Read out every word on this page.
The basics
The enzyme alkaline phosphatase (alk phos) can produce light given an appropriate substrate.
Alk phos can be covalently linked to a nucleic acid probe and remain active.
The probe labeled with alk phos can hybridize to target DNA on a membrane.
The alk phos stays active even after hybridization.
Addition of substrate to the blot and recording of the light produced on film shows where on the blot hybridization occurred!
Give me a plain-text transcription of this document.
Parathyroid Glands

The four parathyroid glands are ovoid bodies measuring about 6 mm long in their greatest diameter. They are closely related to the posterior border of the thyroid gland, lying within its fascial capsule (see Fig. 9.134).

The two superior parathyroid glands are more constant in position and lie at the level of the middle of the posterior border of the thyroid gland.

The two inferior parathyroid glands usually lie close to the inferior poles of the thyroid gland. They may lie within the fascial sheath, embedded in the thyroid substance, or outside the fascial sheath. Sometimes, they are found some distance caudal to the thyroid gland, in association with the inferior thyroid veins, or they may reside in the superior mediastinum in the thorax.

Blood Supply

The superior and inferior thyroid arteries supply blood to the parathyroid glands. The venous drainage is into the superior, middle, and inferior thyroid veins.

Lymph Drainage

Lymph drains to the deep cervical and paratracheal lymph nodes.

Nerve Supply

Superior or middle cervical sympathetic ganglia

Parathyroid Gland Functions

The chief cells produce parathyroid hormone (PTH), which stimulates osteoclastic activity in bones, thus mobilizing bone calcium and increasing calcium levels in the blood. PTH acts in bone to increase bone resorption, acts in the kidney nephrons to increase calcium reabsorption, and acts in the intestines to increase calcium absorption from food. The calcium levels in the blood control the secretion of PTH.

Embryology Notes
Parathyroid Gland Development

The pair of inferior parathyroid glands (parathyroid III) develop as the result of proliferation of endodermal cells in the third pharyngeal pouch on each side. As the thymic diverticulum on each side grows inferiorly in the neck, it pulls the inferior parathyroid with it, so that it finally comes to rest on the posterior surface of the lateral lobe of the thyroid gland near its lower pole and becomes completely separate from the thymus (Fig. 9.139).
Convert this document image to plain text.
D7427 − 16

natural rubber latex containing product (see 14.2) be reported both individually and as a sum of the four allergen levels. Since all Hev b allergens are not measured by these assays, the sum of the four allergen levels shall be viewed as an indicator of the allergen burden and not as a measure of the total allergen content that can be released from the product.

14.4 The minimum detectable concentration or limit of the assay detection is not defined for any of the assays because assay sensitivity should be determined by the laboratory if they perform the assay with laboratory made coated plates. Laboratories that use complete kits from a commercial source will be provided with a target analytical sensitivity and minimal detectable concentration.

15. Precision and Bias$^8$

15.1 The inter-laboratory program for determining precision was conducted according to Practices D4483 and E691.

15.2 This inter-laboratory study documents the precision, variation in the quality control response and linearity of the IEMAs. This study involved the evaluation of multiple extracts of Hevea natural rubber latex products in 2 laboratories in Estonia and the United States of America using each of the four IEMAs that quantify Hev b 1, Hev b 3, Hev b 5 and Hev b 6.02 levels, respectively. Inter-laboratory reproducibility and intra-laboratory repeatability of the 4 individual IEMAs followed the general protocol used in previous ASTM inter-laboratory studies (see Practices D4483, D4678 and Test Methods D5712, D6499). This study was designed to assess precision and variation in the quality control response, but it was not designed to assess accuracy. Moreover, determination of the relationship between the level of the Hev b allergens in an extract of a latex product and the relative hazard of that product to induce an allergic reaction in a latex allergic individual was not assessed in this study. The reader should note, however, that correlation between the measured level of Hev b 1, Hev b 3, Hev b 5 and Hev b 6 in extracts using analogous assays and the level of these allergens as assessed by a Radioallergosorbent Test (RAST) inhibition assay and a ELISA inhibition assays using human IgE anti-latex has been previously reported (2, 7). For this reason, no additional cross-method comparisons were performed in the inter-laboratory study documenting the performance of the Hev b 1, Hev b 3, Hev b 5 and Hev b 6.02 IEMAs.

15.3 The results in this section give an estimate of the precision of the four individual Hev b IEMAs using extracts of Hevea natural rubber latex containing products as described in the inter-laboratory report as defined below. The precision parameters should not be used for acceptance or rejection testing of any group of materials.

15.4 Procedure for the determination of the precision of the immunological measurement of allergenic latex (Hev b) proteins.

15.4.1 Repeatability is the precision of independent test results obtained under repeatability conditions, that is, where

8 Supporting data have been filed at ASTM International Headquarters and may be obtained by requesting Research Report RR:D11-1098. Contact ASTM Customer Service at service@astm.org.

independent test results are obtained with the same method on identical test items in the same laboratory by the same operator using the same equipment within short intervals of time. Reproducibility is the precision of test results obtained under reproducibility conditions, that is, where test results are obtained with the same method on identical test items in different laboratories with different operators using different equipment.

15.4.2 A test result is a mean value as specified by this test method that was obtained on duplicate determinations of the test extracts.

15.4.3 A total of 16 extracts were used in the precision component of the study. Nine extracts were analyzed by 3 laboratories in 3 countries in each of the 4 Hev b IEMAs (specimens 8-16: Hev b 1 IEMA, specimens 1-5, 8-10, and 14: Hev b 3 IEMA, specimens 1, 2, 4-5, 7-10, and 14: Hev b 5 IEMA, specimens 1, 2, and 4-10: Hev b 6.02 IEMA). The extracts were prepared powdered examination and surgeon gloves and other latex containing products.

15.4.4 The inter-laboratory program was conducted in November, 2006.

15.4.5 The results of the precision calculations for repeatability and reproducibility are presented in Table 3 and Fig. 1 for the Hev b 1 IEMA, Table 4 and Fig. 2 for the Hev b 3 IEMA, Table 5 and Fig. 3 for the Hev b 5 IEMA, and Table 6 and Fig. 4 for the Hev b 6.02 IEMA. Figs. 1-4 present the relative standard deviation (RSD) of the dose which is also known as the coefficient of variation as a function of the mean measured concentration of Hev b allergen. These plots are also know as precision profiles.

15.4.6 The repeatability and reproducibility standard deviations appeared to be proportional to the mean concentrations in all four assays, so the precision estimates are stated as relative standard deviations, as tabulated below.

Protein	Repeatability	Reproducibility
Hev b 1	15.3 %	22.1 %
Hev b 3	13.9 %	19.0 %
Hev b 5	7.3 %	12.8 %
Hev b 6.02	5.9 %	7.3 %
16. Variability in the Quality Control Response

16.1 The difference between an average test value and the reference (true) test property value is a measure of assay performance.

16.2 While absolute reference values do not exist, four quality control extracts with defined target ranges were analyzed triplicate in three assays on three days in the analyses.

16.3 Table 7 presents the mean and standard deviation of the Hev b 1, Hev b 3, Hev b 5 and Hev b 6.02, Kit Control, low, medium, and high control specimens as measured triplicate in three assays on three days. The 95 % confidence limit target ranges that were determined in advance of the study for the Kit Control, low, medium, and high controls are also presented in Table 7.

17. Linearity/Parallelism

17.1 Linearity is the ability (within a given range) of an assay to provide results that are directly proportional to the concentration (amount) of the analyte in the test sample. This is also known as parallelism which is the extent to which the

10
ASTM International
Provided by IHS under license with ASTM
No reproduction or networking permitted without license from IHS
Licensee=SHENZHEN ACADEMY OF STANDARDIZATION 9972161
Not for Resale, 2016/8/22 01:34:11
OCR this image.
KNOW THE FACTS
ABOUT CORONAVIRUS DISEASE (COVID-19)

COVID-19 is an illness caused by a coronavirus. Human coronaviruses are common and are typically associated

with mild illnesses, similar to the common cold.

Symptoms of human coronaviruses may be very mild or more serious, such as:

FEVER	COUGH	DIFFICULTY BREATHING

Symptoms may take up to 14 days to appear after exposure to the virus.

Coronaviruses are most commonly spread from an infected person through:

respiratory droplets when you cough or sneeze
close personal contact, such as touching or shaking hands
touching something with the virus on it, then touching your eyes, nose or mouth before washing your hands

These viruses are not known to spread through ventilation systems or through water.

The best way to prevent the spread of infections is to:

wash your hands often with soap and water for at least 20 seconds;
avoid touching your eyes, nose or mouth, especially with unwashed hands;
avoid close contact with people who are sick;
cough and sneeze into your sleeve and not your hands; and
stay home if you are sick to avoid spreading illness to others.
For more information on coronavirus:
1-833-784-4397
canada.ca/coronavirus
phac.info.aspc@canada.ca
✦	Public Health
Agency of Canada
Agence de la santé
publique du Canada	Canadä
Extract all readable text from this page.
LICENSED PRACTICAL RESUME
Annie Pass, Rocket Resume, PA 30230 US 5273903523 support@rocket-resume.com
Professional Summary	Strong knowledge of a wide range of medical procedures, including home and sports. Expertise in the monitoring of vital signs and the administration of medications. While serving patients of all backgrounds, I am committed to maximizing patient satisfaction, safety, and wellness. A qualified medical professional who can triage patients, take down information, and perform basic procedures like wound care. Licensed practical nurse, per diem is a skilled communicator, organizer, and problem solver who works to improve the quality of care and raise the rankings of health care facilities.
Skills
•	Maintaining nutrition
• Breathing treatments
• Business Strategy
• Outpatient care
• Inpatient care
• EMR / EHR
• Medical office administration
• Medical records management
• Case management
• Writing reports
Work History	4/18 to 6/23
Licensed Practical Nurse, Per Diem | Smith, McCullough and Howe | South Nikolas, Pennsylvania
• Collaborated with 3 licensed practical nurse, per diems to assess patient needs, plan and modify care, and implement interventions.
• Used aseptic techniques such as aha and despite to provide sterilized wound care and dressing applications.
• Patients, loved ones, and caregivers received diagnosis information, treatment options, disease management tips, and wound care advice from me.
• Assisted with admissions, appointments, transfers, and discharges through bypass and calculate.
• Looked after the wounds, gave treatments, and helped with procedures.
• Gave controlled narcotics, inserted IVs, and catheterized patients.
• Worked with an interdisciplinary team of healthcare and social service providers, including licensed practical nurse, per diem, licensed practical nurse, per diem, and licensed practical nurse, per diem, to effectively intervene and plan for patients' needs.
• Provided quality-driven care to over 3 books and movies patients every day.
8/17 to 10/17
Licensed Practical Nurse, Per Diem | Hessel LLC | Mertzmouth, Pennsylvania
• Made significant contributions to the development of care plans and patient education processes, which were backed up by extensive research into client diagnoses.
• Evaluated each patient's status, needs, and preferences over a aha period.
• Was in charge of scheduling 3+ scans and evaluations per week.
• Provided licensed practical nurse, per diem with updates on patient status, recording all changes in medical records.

_PROBLEM DETAILS_
How many lines in the records above contain the word "program"? Answer with the number only.

_OUTPUT FOR THIS EXERCISE_
2